--- YOUR TASK ---
List all the lines in these records that hold "JSON".

══════════

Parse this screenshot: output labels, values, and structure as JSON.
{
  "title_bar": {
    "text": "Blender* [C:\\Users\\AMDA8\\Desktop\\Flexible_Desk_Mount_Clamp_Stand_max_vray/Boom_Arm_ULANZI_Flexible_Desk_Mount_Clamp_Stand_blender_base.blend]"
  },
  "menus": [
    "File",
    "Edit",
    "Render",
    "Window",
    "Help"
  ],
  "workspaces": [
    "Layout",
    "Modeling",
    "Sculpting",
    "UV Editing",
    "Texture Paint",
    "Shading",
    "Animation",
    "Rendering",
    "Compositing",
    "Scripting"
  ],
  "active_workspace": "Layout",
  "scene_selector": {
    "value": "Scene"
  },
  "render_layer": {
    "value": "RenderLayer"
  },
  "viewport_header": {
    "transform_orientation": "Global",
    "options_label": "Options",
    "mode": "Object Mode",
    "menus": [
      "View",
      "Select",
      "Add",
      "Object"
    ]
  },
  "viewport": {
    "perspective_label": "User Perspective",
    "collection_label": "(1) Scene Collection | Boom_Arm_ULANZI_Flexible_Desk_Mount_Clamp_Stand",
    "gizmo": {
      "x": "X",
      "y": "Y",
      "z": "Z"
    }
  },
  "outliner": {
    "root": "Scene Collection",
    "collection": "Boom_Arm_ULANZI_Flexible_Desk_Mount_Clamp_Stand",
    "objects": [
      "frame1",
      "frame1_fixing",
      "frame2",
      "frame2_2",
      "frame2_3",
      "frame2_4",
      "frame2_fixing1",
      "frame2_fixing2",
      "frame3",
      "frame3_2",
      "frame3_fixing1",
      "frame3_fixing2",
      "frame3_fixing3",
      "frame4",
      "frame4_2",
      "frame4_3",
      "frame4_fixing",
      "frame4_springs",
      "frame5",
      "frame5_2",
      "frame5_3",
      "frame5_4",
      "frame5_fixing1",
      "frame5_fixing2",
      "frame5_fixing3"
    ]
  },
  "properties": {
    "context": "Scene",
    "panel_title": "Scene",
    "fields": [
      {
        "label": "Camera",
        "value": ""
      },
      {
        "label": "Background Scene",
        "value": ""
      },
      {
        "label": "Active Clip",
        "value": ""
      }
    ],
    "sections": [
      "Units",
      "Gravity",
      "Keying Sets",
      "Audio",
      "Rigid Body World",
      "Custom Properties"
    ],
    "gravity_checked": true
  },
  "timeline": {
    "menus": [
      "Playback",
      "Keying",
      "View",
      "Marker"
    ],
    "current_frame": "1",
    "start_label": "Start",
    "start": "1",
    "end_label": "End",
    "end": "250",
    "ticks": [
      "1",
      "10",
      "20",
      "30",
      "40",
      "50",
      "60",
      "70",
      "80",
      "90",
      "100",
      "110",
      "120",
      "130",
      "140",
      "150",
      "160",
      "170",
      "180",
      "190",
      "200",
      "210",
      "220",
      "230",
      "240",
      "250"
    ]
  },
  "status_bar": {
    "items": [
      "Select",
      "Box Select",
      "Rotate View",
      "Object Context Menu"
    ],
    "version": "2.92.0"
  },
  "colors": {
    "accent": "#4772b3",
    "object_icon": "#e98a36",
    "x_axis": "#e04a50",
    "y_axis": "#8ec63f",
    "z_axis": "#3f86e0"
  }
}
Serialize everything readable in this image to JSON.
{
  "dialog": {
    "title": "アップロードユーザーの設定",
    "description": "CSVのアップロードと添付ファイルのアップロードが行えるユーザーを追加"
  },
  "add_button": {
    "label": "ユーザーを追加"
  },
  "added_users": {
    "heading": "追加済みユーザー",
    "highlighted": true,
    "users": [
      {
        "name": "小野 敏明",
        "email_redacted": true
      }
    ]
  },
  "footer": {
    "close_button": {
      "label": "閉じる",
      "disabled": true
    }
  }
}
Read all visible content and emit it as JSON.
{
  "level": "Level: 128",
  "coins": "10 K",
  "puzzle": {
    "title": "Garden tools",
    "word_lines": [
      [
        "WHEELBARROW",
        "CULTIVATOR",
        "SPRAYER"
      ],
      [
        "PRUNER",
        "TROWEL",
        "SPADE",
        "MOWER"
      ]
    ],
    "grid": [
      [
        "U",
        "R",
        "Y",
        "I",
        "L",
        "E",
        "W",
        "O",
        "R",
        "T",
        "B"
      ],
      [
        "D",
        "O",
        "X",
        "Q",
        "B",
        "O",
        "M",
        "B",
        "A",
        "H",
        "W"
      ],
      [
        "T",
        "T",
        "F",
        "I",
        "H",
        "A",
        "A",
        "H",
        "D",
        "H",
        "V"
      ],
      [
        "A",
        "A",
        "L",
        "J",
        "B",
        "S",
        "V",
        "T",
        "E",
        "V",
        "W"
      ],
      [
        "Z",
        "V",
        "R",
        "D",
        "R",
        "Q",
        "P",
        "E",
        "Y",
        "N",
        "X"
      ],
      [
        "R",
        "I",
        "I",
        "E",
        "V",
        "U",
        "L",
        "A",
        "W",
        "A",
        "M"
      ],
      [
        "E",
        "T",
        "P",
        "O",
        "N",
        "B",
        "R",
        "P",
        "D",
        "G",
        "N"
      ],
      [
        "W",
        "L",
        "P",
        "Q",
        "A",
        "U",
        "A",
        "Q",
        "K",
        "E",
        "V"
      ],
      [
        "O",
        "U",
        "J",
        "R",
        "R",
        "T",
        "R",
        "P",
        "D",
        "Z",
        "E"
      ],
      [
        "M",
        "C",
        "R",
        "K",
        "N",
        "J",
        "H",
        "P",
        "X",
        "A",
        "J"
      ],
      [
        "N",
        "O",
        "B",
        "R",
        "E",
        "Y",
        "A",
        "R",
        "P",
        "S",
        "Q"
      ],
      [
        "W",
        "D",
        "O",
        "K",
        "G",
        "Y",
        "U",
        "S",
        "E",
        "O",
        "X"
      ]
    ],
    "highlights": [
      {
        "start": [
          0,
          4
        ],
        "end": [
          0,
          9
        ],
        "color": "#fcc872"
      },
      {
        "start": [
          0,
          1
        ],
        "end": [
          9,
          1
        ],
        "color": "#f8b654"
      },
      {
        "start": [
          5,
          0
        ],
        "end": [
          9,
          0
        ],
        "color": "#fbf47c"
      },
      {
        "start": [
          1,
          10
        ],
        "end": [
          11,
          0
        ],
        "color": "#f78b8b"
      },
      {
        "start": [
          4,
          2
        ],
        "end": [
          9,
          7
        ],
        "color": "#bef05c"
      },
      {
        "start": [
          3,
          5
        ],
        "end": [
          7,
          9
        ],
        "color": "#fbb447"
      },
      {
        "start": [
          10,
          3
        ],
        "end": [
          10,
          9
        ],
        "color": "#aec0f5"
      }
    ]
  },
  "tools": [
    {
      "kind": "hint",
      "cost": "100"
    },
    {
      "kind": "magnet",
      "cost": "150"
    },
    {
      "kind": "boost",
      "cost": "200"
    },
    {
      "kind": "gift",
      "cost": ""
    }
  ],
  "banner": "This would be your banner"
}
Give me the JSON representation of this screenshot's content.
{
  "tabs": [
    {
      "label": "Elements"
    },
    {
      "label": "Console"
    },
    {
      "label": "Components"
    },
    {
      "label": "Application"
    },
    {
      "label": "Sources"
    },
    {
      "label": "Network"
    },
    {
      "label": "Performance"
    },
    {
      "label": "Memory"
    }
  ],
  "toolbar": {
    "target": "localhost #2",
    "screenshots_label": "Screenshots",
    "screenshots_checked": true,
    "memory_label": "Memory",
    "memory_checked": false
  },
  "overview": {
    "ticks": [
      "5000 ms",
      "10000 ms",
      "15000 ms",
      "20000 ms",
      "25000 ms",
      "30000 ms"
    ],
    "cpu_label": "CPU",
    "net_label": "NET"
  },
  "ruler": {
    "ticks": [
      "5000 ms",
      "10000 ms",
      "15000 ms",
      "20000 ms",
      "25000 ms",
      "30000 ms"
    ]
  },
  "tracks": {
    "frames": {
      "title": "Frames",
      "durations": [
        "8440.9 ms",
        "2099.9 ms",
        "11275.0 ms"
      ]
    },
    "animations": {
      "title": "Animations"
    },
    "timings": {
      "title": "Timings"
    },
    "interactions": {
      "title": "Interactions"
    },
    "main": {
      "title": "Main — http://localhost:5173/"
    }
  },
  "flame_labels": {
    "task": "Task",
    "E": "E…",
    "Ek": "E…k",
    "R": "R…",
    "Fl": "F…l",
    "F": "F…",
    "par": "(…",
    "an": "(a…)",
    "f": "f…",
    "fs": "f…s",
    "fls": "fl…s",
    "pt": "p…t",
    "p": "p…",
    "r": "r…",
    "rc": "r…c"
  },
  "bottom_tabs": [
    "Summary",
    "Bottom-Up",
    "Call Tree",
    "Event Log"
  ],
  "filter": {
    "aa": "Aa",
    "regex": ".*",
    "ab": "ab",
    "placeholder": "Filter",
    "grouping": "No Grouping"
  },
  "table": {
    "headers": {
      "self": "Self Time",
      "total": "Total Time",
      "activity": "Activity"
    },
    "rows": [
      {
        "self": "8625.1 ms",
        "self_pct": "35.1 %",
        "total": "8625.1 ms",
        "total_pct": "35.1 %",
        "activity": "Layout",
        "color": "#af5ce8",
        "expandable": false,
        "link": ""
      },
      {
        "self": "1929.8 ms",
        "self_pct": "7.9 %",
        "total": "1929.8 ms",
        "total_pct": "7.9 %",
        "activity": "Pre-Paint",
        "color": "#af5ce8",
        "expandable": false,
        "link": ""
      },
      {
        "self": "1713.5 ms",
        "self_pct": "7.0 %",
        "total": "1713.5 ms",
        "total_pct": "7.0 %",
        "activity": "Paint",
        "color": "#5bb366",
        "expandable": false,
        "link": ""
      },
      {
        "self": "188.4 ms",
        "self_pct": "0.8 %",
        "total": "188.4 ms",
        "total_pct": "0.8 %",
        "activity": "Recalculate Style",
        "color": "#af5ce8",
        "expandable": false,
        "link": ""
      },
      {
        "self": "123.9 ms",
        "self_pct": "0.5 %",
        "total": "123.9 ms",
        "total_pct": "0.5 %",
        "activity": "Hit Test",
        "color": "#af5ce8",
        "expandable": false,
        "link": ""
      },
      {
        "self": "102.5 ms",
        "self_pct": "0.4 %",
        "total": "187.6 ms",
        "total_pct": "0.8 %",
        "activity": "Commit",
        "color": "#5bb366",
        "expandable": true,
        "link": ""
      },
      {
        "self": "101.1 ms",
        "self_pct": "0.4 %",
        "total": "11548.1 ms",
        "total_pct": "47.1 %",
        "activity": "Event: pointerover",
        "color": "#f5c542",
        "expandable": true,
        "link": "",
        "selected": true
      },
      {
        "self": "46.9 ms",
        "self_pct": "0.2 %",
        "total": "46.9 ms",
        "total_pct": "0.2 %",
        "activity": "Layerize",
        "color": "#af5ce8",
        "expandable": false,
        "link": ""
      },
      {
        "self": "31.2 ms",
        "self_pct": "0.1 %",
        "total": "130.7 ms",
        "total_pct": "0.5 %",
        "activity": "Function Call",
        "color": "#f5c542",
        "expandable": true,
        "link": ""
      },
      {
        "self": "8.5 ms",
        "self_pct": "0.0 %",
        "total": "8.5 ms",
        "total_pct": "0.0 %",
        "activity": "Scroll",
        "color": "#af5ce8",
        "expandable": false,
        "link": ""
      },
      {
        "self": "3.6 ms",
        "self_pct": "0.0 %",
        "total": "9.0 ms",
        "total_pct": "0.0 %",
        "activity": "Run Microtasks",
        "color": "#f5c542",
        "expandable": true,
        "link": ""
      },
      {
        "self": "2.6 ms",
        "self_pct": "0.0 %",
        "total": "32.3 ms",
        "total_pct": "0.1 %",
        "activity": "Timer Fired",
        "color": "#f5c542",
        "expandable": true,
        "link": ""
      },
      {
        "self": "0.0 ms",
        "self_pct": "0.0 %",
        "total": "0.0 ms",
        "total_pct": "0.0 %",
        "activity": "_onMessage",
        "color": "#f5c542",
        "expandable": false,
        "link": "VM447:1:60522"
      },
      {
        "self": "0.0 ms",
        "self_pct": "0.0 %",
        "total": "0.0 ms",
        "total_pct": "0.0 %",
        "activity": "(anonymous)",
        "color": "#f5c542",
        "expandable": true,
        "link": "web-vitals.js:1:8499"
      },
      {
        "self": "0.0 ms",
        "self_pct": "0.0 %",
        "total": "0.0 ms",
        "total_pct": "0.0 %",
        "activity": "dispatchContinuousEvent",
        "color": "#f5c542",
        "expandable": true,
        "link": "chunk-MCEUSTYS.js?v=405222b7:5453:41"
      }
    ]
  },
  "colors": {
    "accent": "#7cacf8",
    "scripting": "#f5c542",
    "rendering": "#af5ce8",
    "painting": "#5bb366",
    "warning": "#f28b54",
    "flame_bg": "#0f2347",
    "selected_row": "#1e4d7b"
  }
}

══════════

--- ANSWER TO THIS TASK ---
Parse this screenshot: output labels, values, and structure as JSON.
Serialize everything readable in this image to JSON.
Read all visible content and emit it as JSON.
Give me the JSON representation of this screenshot's content.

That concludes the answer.